Work instructions:
Set the listing down again in full, word for word, with the pictures left out.

Given records:

>> BEGIN

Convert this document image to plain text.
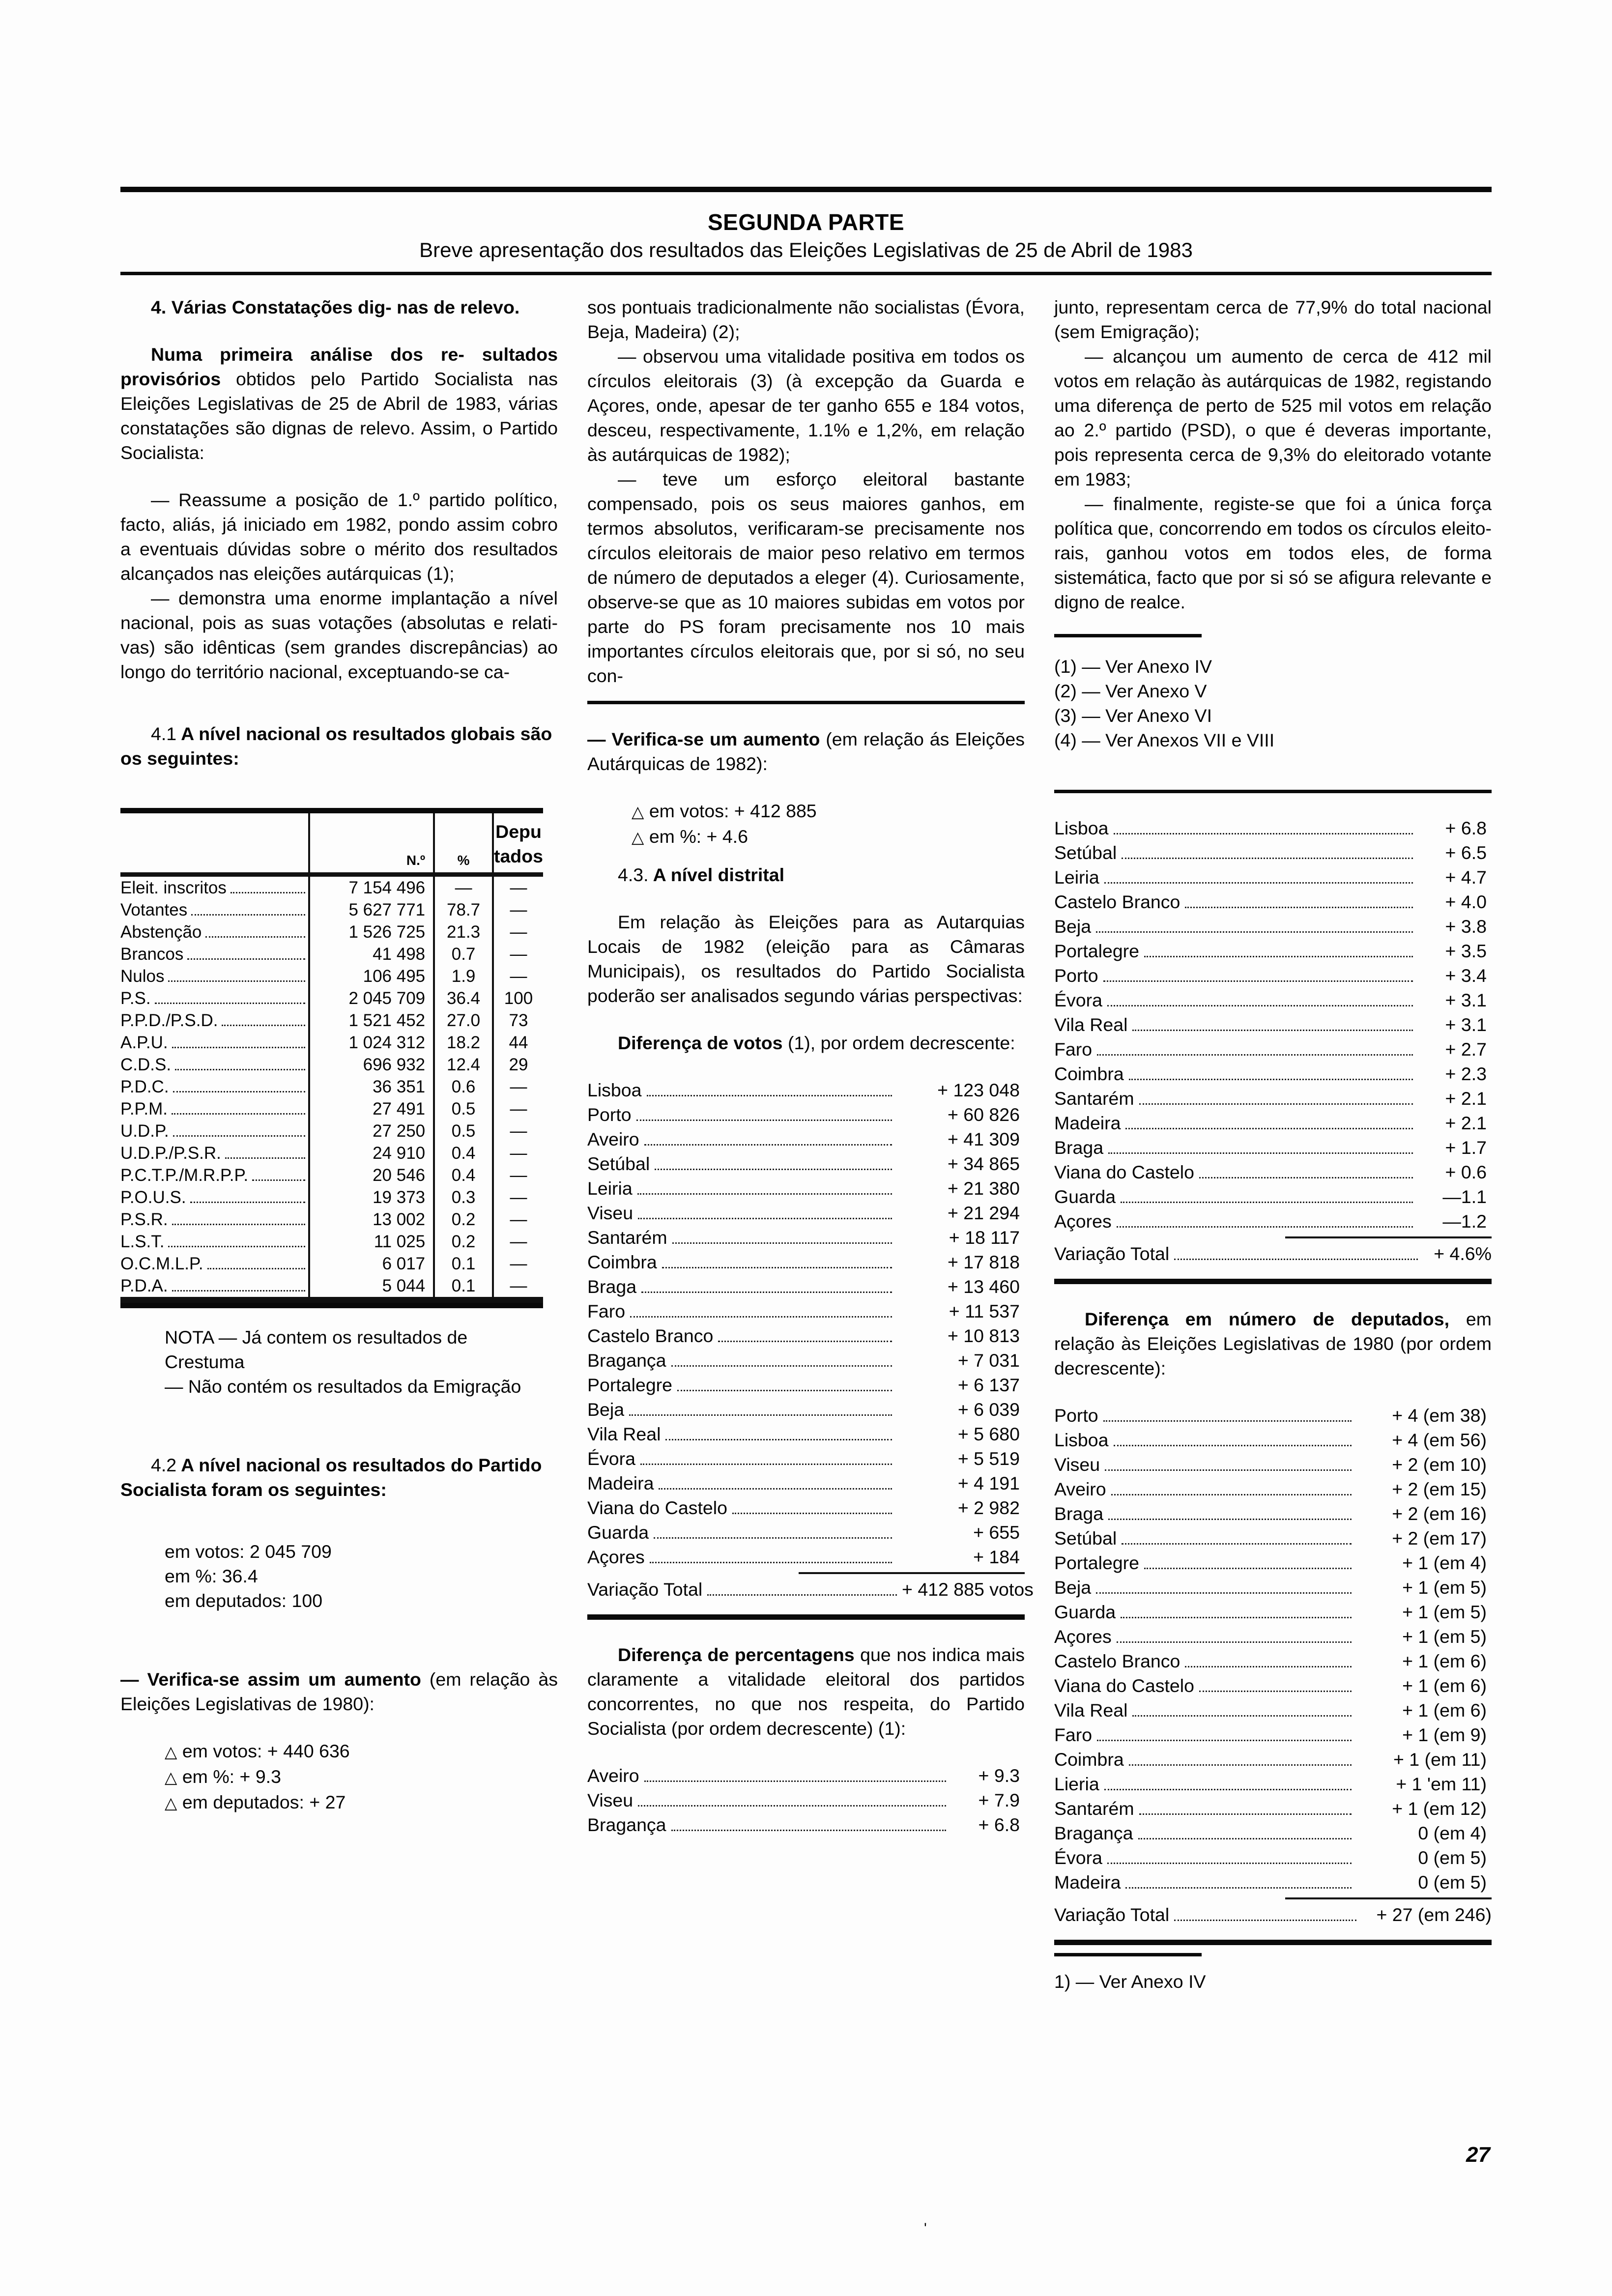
SEGUNDA PARTE
Breve apresentação dos resultados das Eleições Legislativas de 25 de Abril de 1983

4. Várias Constatações dig- nas de relevo.

Numa primeira análise dos re- sultados provisórios obtidos pelo Partido Socialista nas Eleições Legislativas de 25 de Abril de 1983, várias constatações são dignas de relevo. Assim, o Partido Socialista:

— Reassume a posição de 1.º partido político, facto, aliás, já iniciado em 1982, pondo assim cobro a eventuais dúvidas sobre o mérito dos resultados alcançados nas eleições autárquicas (1);

— demonstra uma enorme implantação a nível nacional, pois as suas votações (absolutas e relativas) são idênticas (sem grandes discrepâncias) ao longo do território nacional, exceptuando-se ca-

4.1 A nível nacional os resultados globais são os seguintes:

	N.º	%	Depu
tados

Eleit. inscritos	7 154 496	—	—

Votantes	5 627 771	78.7	—

Abstenção	1 526 725	21.3	—

Brancos	41 498	0.7	—

Nulos	106 495	1.9	—

P.S.	2 045 709	36.4	100

P.P.D./P.S.D.	1 521 452	27.0	73

A.P.U.	1 024 312	18.2	44

C.D.S.	696 932	12.4	29

P.D.C.	36 351	0.6	—

P.P.M.	27 491	0.5	—

U.D.P.	27 250	0.5	—

U.D.P./P.S.R.	24 910	0.4	—

P.C.T.P./M.R.P.P.	20 546	0.4	—

P.O.U.S.	19 373	0.3	—

P.S.R.	13 002	0.2	—

L.S.T.	11 025	0.2	—

O.C.M.L.P.	6 017	0.1	—

P.D.A.	5 044	0.1	—
NOTA — Já contem os resultados de Crestuma
— Não contém os resultados da Emigração

4.2 A nível nacional os resultados do Partido Socialista foram os seguintes:

em votos: 2 045 709
em %: 36.4
em deputados: 100

— Verifica-se assim um aumento (em relação às Eleições Legislativas de 1980):

△ em votos: + 440 636
△ em %: + 9.3
△ em deputados: + 27

sos pontuais tradicionalmente não socialistas (Évora, Beja, Madeira) (2);

— observou uma vitalidade positiva em todos os círculos eleitorais (3) (à excepção da Guarda e Açores, onde, apesar de ter ganho 655 e 184 votos, desceu, respectivamente, 1.1% e 1,2%, em relação às autárquicas de 1982);

— teve um esforço eleitoral bastante compensado, pois os seus maiores ganhos, em termos absolutos, verificaram-se precisamente nos círculos eleitorais de maior peso relativo em termos de número de deputados a eleger (4). Curiosamente, observe-se que as 10 maiores subidas em votos por parte do PS foram precisamente nos 10 mais importantes círculos eleitorais que, por si só, no seu con-

— Verifica-se um aumento (em relação ás Eleições Autárquicas de 1982):

△ em votos: + 412 885
△ em %: + 4.6

4.3. A nível distrital

Em relação às Eleições para as Autarquias Locais de 1982 (eleição para as Câmaras Municipais), os resultados do Partido Socialista poderão ser analisados segundo várias perspectivas:

Diferença de votos (1), por ordem decrescente:

Lisboa	+ 123 048
Porto	+ 60 826
Aveiro	+ 41 309
Setúbal	+ 34 865
Leiria	+ 21 380
Viseu	+ 21 294
Santarém	+ 18 117
Coimbra	+ 17 818
Braga	+ 13 460
Faro	+ 11 537
Castelo Branco	+ 10 813
Bragança	+ 7 031
Portalegre	+ 6 137
Beja	+ 6 039
Vila Real	+ 5 680
Évora	+ 5 519
Madeira	+ 4 191
Viana do Castelo	+ 2 982
Guarda	+ 655
Açores	+ 184
Variação Total	+ 412 885 votos

Diferença de percentagens que nos indica mais claramente a vitalidade eleitoral dos partidos concorrentes, no que nos respeita, do Partido Socialista (por ordem decrescente) (1):

Aveiro	+ 9.3
Viseu	+ 7.9
Bragança	+ 6.8

junto, representam cerca de 77,9% do total nacional (sem Emigração);

— alcançou um aumento de cerca de 412 mil votos em relação às autárquicas de 1982, registando uma diferença de perto de 525 mil votos em relação ao 2.º partido (PSD), o que é deveras importante, pois representa cerca de 9,3% do eleitorado votante em 1983;

— finalmente, registe-se que foi a única força política que, concorrendo em todos os círculos eleitorais, ganhou votos em todos eles, de forma sistemática, facto que por si só se afigura relevante e digno de realce.

(1) — Ver Anexo IV
(2) — Ver Anexo V
(3) — Ver Anexo VI
(4) — Ver Anexos VII e VIII
Lisboa	+ 6.8
Setúbal	+ 6.5
Leiria	+ 4.7
Castelo Branco	+ 4.0
Beja	+ 3.8
Portalegre	+ 3.5
Porto	+ 3.4
Évora	+ 3.1
Vila Real	+ 3.1
Faro	+ 2.7
Coimbra	+ 2.3
Santarém	+ 2.1
Madeira	+ 2.1
Braga	+ 1.7
Viana do Castelo	+ 0.6
Guarda	—1.1
Açores	—1.2
Variação Total	+ 4.6%

Diferença em número de deputados, em relação às Eleições Legislativas de 1980 (por ordem decrescente):

Porto	+ 4 (em 38)
Lisboa	+ 4 (em 56)
Viseu	+ 2 (em 10)
Aveiro	+ 2 (em 15)
Braga	+ 2 (em 16)
Setúbal	+ 2 (em 17)
Portalegre	+ 1 (em 4)
Beja	+ 1 (em 5)
Guarda	+ 1 (em 5)
Açores	+ 1 (em 5)
Castelo Branco	+ 1 (em 6)
Viana do Castelo	+ 1 (em 6)
Vila Real	+ 1 (em 6)
Faro	+ 1 (em 9)
Coimbra	+ 1 (em 11)
Lieria	+ 1 'em 11)
Santarém	+ 1 (em 12)
Bragança	0 (em 4)
Évora	0 (em 5)
Madeira	0 (em 5)
Variação Total	+ 27 (em 246)
1) — Ver Anexo IV
27
'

>> END

The output:
Convert this document image to plain text.
SEGUNDA PARTE
Breve apresentação dos resultados das Eleições Legislativas de 25 de Abril de 1983

4. Várias Constatações dig- nas de relevo.

Numa primeira análise dos re- sultados provisórios obtidos pelo Partido Socialista nas Eleições Legislativas de 25 de Abril de 1983, várias constatações são dignas de relevo. Assim, o Partido Socialista:

— Reassume a posição de 1.º partido político, facto, aliás, já iniciado em 1982, pondo assim cobro a eventuais dúvidas sobre o mérito dos resultados alcançados nas eleições autárquicas (1);

— demonstra uma enorme implantação a nível nacional, pois as suas votações (absolutas e relativas) são idênticas (sem grandes discrepâncias) ao longo do território nacional, exceptuando-se ca-

4.1 A nível nacional os resultados globais são os seguintes:

	N.º	%	Depu
tados

Eleit. inscritos	7 154 496	—	—

Votantes	5 627 771	78.7	—

Abstenção	1 526 725	21.3	—

Brancos	41 498	0.7	—

Nulos	106 495	1.9	—

P.S.	2 045 709	36.4	100

P.P.D./P.S.D.	1 521 452	27.0	73

A.P.U.	1 024 312	18.2	44

C.D.S.	696 932	12.4	29

P.D.C.	36 351	0.6	—

P.P.M.	27 491	0.5	—

U.D.P.	27 250	0.5	—

U.D.P./P.S.R.	24 910	0.4	—

P.C.T.P./M.R.P.P.	20 546	0.4	—

P.O.U.S.	19 373	0.3	—

P.S.R.	13 002	0.2	—

L.S.T.	11 025	0.2	—

O.C.M.L.P.	6 017	0.1	—

P.D.A.	5 044	0.1	—
NOTA — Já contem os resultados de Crestuma
— Não contém os resultados da Emigração

4.2 A nível nacional os resultados do Partido Socialista foram os seguintes:

em votos: 2 045 709
em %: 36.4
em deputados: 100

— Verifica-se assim um aumento (em relação às Eleições Legislativas de 1980):

△ em votos: + 440 636
△ em %: + 9.3
△ em deputados: + 27

sos pontuais tradicionalmente não socialistas (Évora, Beja, Madeira) (2);

— observou uma vitalidade positiva em todos os círculos eleitorais (3) (à excepção da Guarda e Açores, onde, apesar de ter ganho 655 e 184 votos, desceu, respectivamente, 1.1% e 1,2%, em relação às autárquicas de 1982);

— teve um esforço eleitoral bastante compensado, pois os seus maiores ganhos, em termos absolutos, verificaram-se precisamente nos círculos eleitorais de maior peso relativo em termos de número de deputados a eleger (4). Curiosamente, observe-se que as 10 maiores subidas em votos por parte do PS foram precisamente nos 10 mais importantes círculos eleitorais que, por si só, no seu con-

— Verifica-se um aumento (em relação ás Eleições Autárquicas de 1982):

△ em votos: + 412 885
△ em %: + 4.6

4.3. A nível distrital

Em relação às Eleições para as Autarquias Locais de 1982 (eleição para as Câmaras Municipais), os resultados do Partido Socialista poderão ser analisados segundo várias perspectivas:

Diferença de votos (1), por ordem decrescente:

Lisboa	+ 123 048
Porto	+ 60 826
Aveiro	+ 41 309
Setúbal	+ 34 865
Leiria	+ 21 380
Viseu	+ 21 294
Santarém	+ 18 117
Coimbra	+ 17 818
Braga	+ 13 460
Faro	+ 11 537
Castelo Branco	+ 10 813
Bragança	+ 7 031
Portalegre	+ 6 137
Beja	+ 6 039
Vila Real	+ 5 680
Évora	+ 5 519
Madeira	+ 4 191
Viana do Castelo	+ 2 982
Guarda	+ 655
Açores	+ 184
Variação Total	+ 412 885 votos

Diferença de percentagens que nos indica mais claramente a vitalidade eleitoral dos partidos concorrentes, no que nos respeita, do Partido Socialista (por ordem decrescente) (1):

Aveiro	+ 9.3
Viseu	+ 7.9
Bragança	+ 6.8

junto, representam cerca de 77,9% do total nacional (sem Emigração);

— alcançou um aumento de cerca de 412 mil votos em relação às autárquicas de 1982, registando uma diferença de perto de 525 mil votos em relação ao 2.º partido (PSD), o que é deveras importante, pois representa cerca de 9,3% do eleitorado votante em 1983;

— finalmente, registe-se que foi a única força política que, concorrendo em todos os círculos eleitorais, ganhou votos em todos eles, de forma sistemática, facto que por si só se afigura relevante e digno de realce.

(1) — Ver Anexo IV
(2) — Ver Anexo V
(3) — Ver Anexo VI
(4) — Ver Anexos VII e VIII
Lisboa	+ 6.8
Setúbal	+ 6.5
Leiria	+ 4.7
Castelo Branco	+ 4.0
Beja	+ 3.8
Portalegre	+ 3.5
Porto	+ 3.4
Évora	+ 3.1
Vila Real	+ 3.1
Faro	+ 2.7
Coimbra	+ 2.3
Santarém	+ 2.1
Madeira	+ 2.1
Braga	+ 1.7
Viana do Castelo	+ 0.6
Guarda	—1.1
Açores	—1.2
Variação Total	+ 4.6%

Diferença em número de deputados, em relação às Eleições Legislativas de 1980 (por ordem decrescente):

Porto	+ 4 (em 38)
Lisboa	+ 4 (em 56)
Viseu	+ 2 (em 10)
Aveiro	+ 2 (em 15)
Braga	+ 2 (em 16)
Setúbal	+ 2 (em 17)
Portalegre	+ 1 (em 4)
Beja	+ 1 (em 5)
Guarda	+ 1 (em 5)
Açores	+ 1 (em 5)
Castelo Branco	+ 1 (em 6)
Viana do Castelo	+ 1 (em 6)
Vila Real	+ 1 (em 6)
Faro	+ 1 (em 9)
Coimbra	+ 1 (em 11)
Lieria	+ 1 'em 11)
Santarém	+ 1 (em 12)
Bragança	0 (em 4)
Évora	0 (em 5)
Madeira	0 (em 5)
Variação Total	+ 27 (em 246)
1) — Ver Anexo IV
27
'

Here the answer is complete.